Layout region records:
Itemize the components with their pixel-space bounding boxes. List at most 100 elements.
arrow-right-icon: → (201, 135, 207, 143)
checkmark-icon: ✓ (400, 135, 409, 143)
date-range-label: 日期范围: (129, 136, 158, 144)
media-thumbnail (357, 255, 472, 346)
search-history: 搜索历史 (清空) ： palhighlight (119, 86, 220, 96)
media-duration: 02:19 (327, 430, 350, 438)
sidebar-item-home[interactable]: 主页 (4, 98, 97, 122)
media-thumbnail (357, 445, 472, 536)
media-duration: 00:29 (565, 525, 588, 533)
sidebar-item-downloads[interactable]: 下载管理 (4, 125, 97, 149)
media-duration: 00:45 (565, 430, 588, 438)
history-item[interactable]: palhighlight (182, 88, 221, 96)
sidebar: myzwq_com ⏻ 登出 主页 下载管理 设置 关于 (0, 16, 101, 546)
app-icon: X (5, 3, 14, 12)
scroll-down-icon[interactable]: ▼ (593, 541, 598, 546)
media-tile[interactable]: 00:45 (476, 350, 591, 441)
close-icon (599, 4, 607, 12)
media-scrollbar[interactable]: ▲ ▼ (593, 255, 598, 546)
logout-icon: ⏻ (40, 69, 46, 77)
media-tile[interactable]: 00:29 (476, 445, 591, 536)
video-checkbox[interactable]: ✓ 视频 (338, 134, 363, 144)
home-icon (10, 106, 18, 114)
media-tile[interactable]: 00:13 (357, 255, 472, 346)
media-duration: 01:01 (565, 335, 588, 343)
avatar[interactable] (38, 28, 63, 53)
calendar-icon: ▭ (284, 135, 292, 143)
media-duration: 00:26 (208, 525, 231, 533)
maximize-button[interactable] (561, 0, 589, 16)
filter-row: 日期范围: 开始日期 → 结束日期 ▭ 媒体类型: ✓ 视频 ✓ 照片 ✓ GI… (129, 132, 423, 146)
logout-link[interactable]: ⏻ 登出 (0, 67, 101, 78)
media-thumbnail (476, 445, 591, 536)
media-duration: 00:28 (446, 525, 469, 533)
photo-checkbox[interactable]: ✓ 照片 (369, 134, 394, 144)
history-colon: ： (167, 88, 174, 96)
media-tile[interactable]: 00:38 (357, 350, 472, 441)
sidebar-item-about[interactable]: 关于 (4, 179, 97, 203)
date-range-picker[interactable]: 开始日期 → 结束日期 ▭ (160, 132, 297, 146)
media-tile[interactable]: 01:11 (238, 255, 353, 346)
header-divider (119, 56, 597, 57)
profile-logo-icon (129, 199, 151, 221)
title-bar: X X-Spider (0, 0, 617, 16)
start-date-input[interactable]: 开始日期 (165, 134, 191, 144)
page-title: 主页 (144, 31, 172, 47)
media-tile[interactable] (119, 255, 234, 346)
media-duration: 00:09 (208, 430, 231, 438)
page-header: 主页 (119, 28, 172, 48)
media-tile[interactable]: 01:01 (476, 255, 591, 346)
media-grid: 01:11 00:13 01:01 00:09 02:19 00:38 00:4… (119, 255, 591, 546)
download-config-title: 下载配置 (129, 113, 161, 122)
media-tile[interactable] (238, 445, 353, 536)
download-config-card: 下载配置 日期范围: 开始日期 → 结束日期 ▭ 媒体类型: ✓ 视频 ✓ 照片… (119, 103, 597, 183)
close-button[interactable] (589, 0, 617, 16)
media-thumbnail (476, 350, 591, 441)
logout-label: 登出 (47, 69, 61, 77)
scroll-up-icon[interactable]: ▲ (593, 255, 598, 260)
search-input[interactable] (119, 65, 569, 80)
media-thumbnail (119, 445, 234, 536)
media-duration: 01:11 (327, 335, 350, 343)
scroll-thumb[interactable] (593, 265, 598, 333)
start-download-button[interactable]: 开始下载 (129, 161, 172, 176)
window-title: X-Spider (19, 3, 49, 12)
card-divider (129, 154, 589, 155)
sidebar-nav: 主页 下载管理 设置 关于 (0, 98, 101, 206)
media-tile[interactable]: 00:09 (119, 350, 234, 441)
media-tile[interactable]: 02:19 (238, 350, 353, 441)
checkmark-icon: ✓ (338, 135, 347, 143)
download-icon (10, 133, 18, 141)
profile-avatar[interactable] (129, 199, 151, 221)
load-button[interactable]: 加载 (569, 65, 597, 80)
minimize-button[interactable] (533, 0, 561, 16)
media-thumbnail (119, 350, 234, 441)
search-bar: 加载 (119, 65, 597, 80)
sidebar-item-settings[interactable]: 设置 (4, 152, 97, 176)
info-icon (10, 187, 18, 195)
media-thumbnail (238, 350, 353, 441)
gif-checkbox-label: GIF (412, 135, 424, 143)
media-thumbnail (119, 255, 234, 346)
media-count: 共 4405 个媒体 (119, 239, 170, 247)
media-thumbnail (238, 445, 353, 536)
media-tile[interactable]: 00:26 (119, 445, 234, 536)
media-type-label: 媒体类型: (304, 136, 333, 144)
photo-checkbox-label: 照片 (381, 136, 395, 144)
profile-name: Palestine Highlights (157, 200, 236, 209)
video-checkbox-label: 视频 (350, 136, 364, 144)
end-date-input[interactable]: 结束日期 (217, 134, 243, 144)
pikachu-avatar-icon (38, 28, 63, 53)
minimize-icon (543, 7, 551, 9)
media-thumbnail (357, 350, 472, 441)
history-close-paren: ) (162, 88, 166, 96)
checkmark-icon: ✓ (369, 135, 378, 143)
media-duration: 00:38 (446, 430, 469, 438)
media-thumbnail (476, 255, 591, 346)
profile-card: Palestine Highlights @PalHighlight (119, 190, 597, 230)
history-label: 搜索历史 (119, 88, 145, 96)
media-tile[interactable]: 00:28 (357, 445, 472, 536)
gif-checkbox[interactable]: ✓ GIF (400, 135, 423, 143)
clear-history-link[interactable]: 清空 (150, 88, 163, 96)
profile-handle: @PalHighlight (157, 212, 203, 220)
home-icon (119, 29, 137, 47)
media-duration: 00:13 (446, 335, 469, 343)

◆ Problem requirements ◆
Reproduce the listing from its first line up to and including the line with "sidebar-item-downloads[interactable]: 下载管理 (4, 125, 97, 149)", replacing "media-thumbnail" with "media-preview" and leaving everything else unchanged.

◆ Response for this exercise ◆
Itemize the components with their pixel-space bounding boxes. List at most 100 elements.
arrow-right-icon: → (201, 135, 207, 143)
checkmark-icon: ✓ (400, 135, 409, 143)
date-range-label: 日期范围: (129, 136, 158, 144)
media-preview (357, 255, 472, 346)
search-history: 搜索历史 (清空) ： palhighlight (119, 86, 220, 96)
media-duration: 02:19 (327, 430, 350, 438)
sidebar-item-home[interactable]: 主页 (4, 98, 97, 122)
media-preview (357, 445, 472, 536)
media-duration: 00:29 (565, 525, 588, 533)
sidebar-item-downloads[interactable]: 下载管理 (4, 125, 97, 149)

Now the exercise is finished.